» **RECORDS SUPPLIED**:
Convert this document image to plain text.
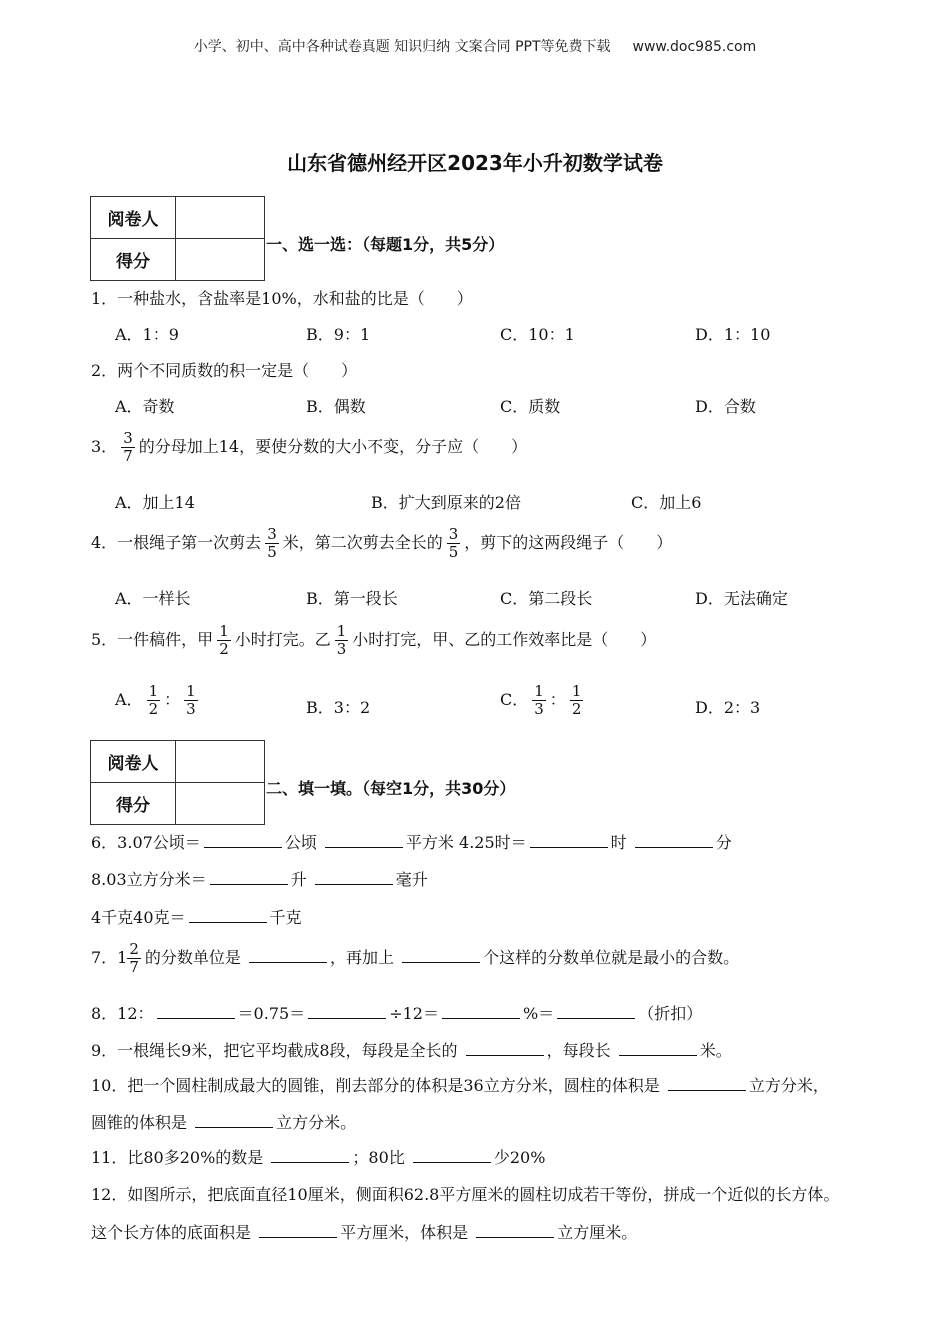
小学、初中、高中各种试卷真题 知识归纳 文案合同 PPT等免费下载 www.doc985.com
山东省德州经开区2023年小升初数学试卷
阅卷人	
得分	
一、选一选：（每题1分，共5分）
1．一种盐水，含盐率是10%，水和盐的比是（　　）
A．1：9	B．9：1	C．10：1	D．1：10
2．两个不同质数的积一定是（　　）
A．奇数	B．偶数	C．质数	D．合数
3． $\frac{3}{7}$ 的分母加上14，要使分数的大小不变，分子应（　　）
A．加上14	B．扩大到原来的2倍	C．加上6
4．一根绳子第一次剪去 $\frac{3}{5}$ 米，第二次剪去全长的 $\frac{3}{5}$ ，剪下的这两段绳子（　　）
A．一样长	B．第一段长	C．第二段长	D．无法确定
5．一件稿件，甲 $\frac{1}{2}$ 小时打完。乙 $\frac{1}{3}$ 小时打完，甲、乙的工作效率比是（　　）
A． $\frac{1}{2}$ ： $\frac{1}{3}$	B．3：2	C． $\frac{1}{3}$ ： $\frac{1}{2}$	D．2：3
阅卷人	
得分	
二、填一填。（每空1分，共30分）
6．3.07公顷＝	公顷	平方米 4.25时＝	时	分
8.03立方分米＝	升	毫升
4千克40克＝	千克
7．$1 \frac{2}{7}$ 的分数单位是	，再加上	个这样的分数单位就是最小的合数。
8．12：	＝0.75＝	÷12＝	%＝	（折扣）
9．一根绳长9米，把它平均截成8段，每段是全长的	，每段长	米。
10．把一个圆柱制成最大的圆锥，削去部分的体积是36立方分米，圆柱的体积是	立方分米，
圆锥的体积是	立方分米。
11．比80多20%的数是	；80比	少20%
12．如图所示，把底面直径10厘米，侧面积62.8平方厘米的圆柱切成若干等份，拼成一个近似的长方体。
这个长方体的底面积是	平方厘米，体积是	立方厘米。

» **WHAT THE TASK REQUIRES**: Quote every line of the records above exactly; no picture is to be copied.

» **FINISHED TASK**:
Convert this document image to plain text.
小学、初中、高中各种试卷真题 知识归纳 文案合同 PPT等免费下载 www.doc985.com
山东省德州经开区2023年小升初数学试卷
阅卷人	
得分	
一、选一选：（每题1分，共5分）
1．一种盐水，含盐率是10%，水和盐的比是（　　）
A．1：9	B．9：1	C．10：1	D．1：10
2．两个不同质数的积一定是（　　）
A．奇数	B．偶数	C．质数	D．合数
3． $\frac{3}{7}$ 的分母加上14，要使分数的大小不变，分子应（　　）
A．加上14	B．扩大到原来的2倍	C．加上6
4．一根绳子第一次剪去 $\frac{3}{5}$ 米，第二次剪去全长的 $\frac{3}{5}$ ，剪下的这两段绳子（　　）
A．一样长	B．第一段长	C．第二段长	D．无法确定
5．一件稿件，甲 $\frac{1}{2}$ 小时打完。乙 $\frac{1}{3}$ 小时打完，甲、乙的工作效率比是（　　）
A． $\frac{1}{2}$ ： $\frac{1}{3}$	B．3：2	C． $\frac{1}{3}$ ： $\frac{1}{2}$	D．2：3
阅卷人	
得分	
二、填一填。（每空1分，共30分）
6．3.07公顷＝	公顷	平方米 4.25时＝	时	分
8.03立方分米＝	升	毫升
4千克40克＝	千克
7．$1 \frac{2}{7}$ 的分数单位是	，再加上	个这样的分数单位就是最小的合数。
8．12：	＝0.75＝	÷12＝	%＝	（折扣）
9．一根绳长9米，把它平均截成8段，每段是全长的	，每段长	米。
10．把一个圆柱制成最大的圆锥，削去部分的体积是36立方分米，圆柱的体积是	立方分米，
圆锥的体积是	立方分米。
11．比80多20%的数是	；80比	少20%
12．如图所示，把底面直径10厘米，侧面积62.8平方厘米的圆柱切成若干等份，拼成一个近似的长方体。
这个长方体的底面积是	平方厘米，体积是	立方厘米。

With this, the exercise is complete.